INPUT FOR THIS TASK

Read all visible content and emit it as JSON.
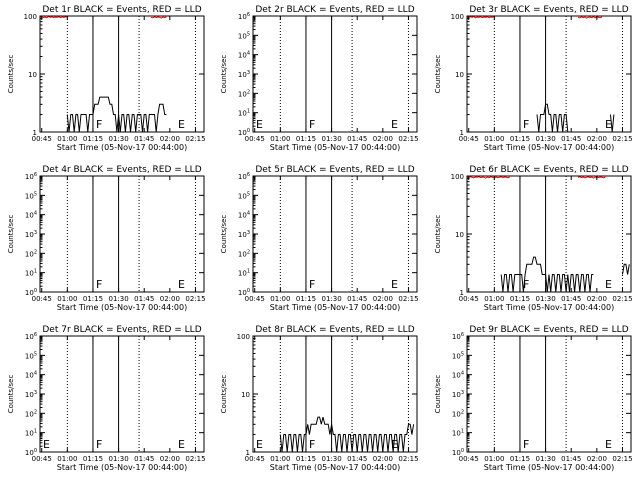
{
  "colors": {
    "events": "#000000",
    "lld": "#ff0000",
    "background": "#ffffff"
  },
  "common": {
    "xlabel": "Start Time (05-Nov-17 00:44:00)",
    "ylabel": "Counts/sec",
    "xtick_labels": [
      "00:45",
      "01:00",
      "01:15",
      "01:30",
      "01:45",
      "02:00",
      "02:15"
    ],
    "xlim_minutes": [
      44,
      140
    ]
  },
  "chart_data": [
    {
      "type": "line",
      "title": "Det 1r BLACK = Events, RED = LLD",
      "yscale": "log",
      "ylim": [
        1,
        100
      ],
      "ytick_labels": [
        "1",
        "10",
        "100"
      ],
      "markers": [
        {
          "text": "F",
          "x": 75
        },
        {
          "text": "E",
          "x": 123
        }
      ],
      "series": [
        {
          "name": "Events",
          "color": "#000000",
          "x": [
            60,
            61,
            62,
            63,
            64,
            65,
            66,
            67,
            68,
            69,
            70,
            71,
            72,
            73,
            74,
            75,
            76,
            77,
            78,
            79,
            80,
            81,
            82,
            83,
            84,
            85,
            86,
            87,
            88,
            89,
            90,
            91,
            92,
            93,
            94,
            95,
            96,
            97,
            98,
            99,
            100,
            101,
            102,
            103,
            104,
            105,
            106,
            107,
            108,
            109,
            110,
            111,
            112,
            113,
            114,
            115,
            116,
            117,
            118
          ],
          "y": [
            2,
            1,
            2,
            2,
            1,
            2,
            2,
            1,
            2,
            2,
            2,
            2,
            1,
            2,
            2,
            2,
            3,
            3,
            3,
            4,
            4,
            4,
            4,
            4,
            4,
            3,
            3,
            2,
            2,
            1,
            2,
            1,
            2,
            2,
            1,
            2,
            2,
            1,
            2,
            2,
            1,
            2,
            2,
            2,
            1,
            2,
            2,
            1,
            2,
            2,
            2,
            2,
            1,
            2,
            3,
            3,
            3,
            2,
            2
          ]
        },
        {
          "name": "LLD",
          "color": "#ff0000",
          "x": [
            44,
            45,
            46,
            47,
            48,
            49,
            50,
            51,
            52,
            53,
            54,
            55,
            56,
            57,
            58,
            59,
            60,
            109,
            110,
            111,
            112,
            113,
            114,
            115,
            116,
            117,
            118
          ],
          "y": [
            95,
            97,
            94,
            96,
            93,
            98,
            95,
            97,
            94,
            96,
            95,
            97,
            94,
            96,
            95,
            97,
            96,
            95,
            93,
            97,
            94,
            96,
            95,
            92,
            96,
            94,
            97
          ]
        }
      ]
    },
    {
      "type": "line",
      "title": "Det 2r BLACK = Events, RED = LLD",
      "yscale": "log",
      "ylim": [
        1,
        1000000
      ],
      "ytick_labels": [
        "10^0",
        "10^1",
        "10^2",
        "10^3",
        "10^4",
        "10^5",
        "10^6"
      ],
      "markers": [
        {
          "text": "E",
          "x": 44
        },
        {
          "text": "F",
          "x": 75
        },
        {
          "text": "E",
          "x": 123
        }
      ],
      "series": []
    },
    {
      "type": "line",
      "title": "Det 3r BLACK = Events, RED = LLD",
      "yscale": "log",
      "ylim": [
        1,
        100
      ],
      "ytick_labels": [
        "1",
        "10",
        "100"
      ],
      "markers": [
        {
          "text": "F",
          "x": 75
        },
        {
          "text": "E",
          "x": 123
        }
      ],
      "series": [
        {
          "name": "Events",
          "color": "#000000",
          "x": [
            85,
            86,
            87,
            88,
            89,
            90,
            91,
            92,
            93,
            94,
            95,
            96,
            97,
            98,
            99,
            100,
            101,
            102,
            103,
            128,
            129,
            130
          ],
          "y": [
            2,
            1,
            2,
            2,
            2,
            3,
            3,
            2,
            2,
            1,
            2,
            2,
            1,
            2,
            2,
            1,
            2,
            2,
            1,
            2,
            1,
            2
          ]
        },
        {
          "name": "LLD",
          "color": "#ff0000",
          "x": [
            44,
            45,
            46,
            47,
            48,
            49,
            50,
            51,
            52,
            53,
            54,
            55,
            56,
            57,
            58,
            59,
            60,
            109,
            110,
            111,
            112,
            113,
            114,
            115,
            116,
            117,
            118,
            119,
            120,
            121,
            122,
            123
          ],
          "y": [
            96,
            94,
            97,
            95,
            98,
            93,
            96,
            95,
            97,
            94,
            96,
            95,
            97,
            94,
            96,
            95,
            96,
            95,
            93,
            97,
            94,
            96,
            92,
            95,
            96,
            94,
            97,
            93,
            96,
            95,
            94,
            96
          ]
        }
      ]
    },
    {
      "type": "line",
      "title": "Det 4r BLACK = Events, RED = LLD",
      "yscale": "log",
      "ylim": [
        1,
        1000000
      ],
      "ytick_labels": [
        "10^0",
        "10^1",
        "10^2",
        "10^3",
        "10^4",
        "10^5",
        "10^6"
      ],
      "markers": [
        {
          "text": "F",
          "x": 75
        },
        {
          "text": "E",
          "x": 123
        }
      ],
      "series": []
    },
    {
      "type": "line",
      "title": "Det 5r BLACK = Events, RED = LLD",
      "yscale": "log",
      "ylim": [
        1,
        1000000
      ],
      "ytick_labels": [
        "10^0",
        "10^1",
        "10^2",
        "10^3",
        "10^4",
        "10^5",
        "10^6"
      ],
      "markers": [
        {
          "text": "F",
          "x": 75
        },
        {
          "text": "E",
          "x": 123
        }
      ],
      "series": []
    },
    {
      "type": "line",
      "title": "Det 6r BLACK = Events, RED = LLD",
      "yscale": "log",
      "ylim": [
        1,
        100
      ],
      "ytick_labels": [
        "1",
        "10",
        "100"
      ],
      "markers": [
        {
          "text": "F",
          "x": 75
        },
        {
          "text": "E",
          "x": 123
        }
      ],
      "series": [
        {
          "name": "Events",
          "color": "#000000",
          "x": [
            64,
            65,
            66,
            67,
            68,
            69,
            70,
            71,
            72,
            73,
            74,
            75,
            76,
            77,
            78,
            79,
            80,
            81,
            82,
            83,
            84,
            85,
            86,
            87,
            88,
            89,
            90,
            91,
            92,
            93,
            94,
            95,
            96,
            97,
            98,
            99,
            100,
            101,
            102,
            103,
            104,
            105,
            106,
            107,
            108,
            109,
            110,
            111,
            112,
            113,
            114,
            115,
            116,
            117,
            118,
            135,
            136,
            137,
            138,
            139
          ],
          "y": [
            2,
            1,
            2,
            2,
            1,
            2,
            2,
            1,
            2,
            2,
            2,
            2,
            2,
            1,
            2,
            3,
            3,
            3,
            3,
            4,
            4,
            3,
            3,
            3,
            2,
            2,
            2,
            1,
            2,
            1,
            2,
            2,
            1,
            2,
            2,
            1,
            2,
            2,
            1,
            2,
            1,
            2,
            2,
            1,
            2,
            2,
            1,
            2,
            2,
            1,
            2,
            2,
            1,
            2,
            2,
            2,
            3,
            3,
            2,
            3
          ]
        },
        {
          "name": "LLD",
          "color": "#ff0000",
          "x": [
            44,
            45,
            46,
            47,
            48,
            49,
            50,
            51,
            52,
            53,
            54,
            55,
            56,
            57,
            58,
            59,
            60,
            61,
            62,
            63,
            64,
            65,
            66,
            67,
            68,
            69,
            109,
            110,
            111,
            112,
            113,
            114,
            115,
            116,
            117,
            118,
            119,
            120,
            121,
            122,
            123,
            124,
            125
          ],
          "y": [
            96,
            94,
            97,
            95,
            93,
            96,
            95,
            97,
            94,
            96,
            95,
            92,
            96,
            94,
            97,
            95,
            93,
            96,
            94,
            95,
            97,
            94,
            96,
            95,
            93,
            96,
            95,
            97,
            94,
            96,
            93,
            95,
            97,
            94,
            96,
            92,
            95,
            97,
            94,
            96,
            95,
            93,
            96
          ]
        }
      ]
    },
    {
      "type": "line",
      "title": "Det 7r BLACK = Events, RED = LLD",
      "yscale": "log",
      "ylim": [
        1,
        1000000
      ],
      "ytick_labels": [
        "10^0",
        "10^1",
        "10^2",
        "10^3",
        "10^4",
        "10^5",
        "10^6"
      ],
      "markers": [
        {
          "text": "E",
          "x": 44
        },
        {
          "text": "F",
          "x": 75
        },
        {
          "text": "E",
          "x": 123
        }
      ],
      "series": []
    },
    {
      "type": "line",
      "title": "Det 8r BLACK = Events, RED = LLD",
      "yscale": "log",
      "ylim": [
        1,
        100
      ],
      "ytick_labels": [
        "1",
        "10",
        "100"
      ],
      "markers": [
        {
          "text": "E",
          "x": 44
        },
        {
          "text": "F",
          "x": 75
        },
        {
          "text": "E",
          "x": 123
        }
      ],
      "series": [
        {
          "name": "Events",
          "color": "#000000",
          "x": [
            60,
            61,
            62,
            63,
            64,
            65,
            66,
            67,
            68,
            69,
            70,
            71,
            72,
            73,
            74,
            75,
            76,
            77,
            78,
            79,
            80,
            81,
            82,
            83,
            84,
            85,
            86,
            87,
            88,
            89,
            90,
            91,
            92,
            93,
            94,
            95,
            96,
            97,
            98,
            99,
            100,
            101,
            102,
            103,
            104,
            105,
            106,
            107,
            108,
            109,
            110,
            111,
            112,
            113,
            114,
            115,
            116,
            117,
            118,
            119,
            120,
            121,
            122,
            123,
            124,
            125,
            126,
            127,
            128,
            129,
            130,
            131,
            132,
            133,
            134,
            135,
            136,
            137,
            138
          ],
          "y": [
            2,
            1,
            2,
            2,
            1,
            2,
            2,
            1,
            2,
            2,
            1,
            2,
            2,
            1,
            2,
            2,
            3,
            2,
            3,
            3,
            3,
            3,
            4,
            4,
            3,
            4,
            3,
            3,
            3,
            2,
            3,
            2,
            2,
            1,
            2,
            2,
            1,
            2,
            2,
            1,
            2,
            2,
            1,
            2,
            2,
            1,
            2,
            2,
            1,
            2,
            2,
            1,
            2,
            2,
            1,
            2,
            2,
            1,
            2,
            2,
            1,
            2,
            2,
            1,
            2,
            2,
            1,
            2,
            2,
            1,
            2,
            2,
            1,
            2,
            2,
            3,
            3,
            2,
            3
          ]
        }
      ]
    },
    {
      "type": "line",
      "title": "Det 9r BLACK = Events, RED = LLD",
      "yscale": "log",
      "ylim": [
        1,
        1000000
      ],
      "ytick_labels": [
        "10^0",
        "10^1",
        "10^2",
        "10^3",
        "10^4",
        "10^5",
        "10^6"
      ],
      "markers": [
        {
          "text": "F",
          "x": 75
        },
        {
          "text": "E",
          "x": 123
        }
      ],
      "series": []
    }
  ]
}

REQUIREMENT
Of the lines in this listing, how many contain "title"? Reply with the number and nothing more.

PROBLEM SOLUTION
9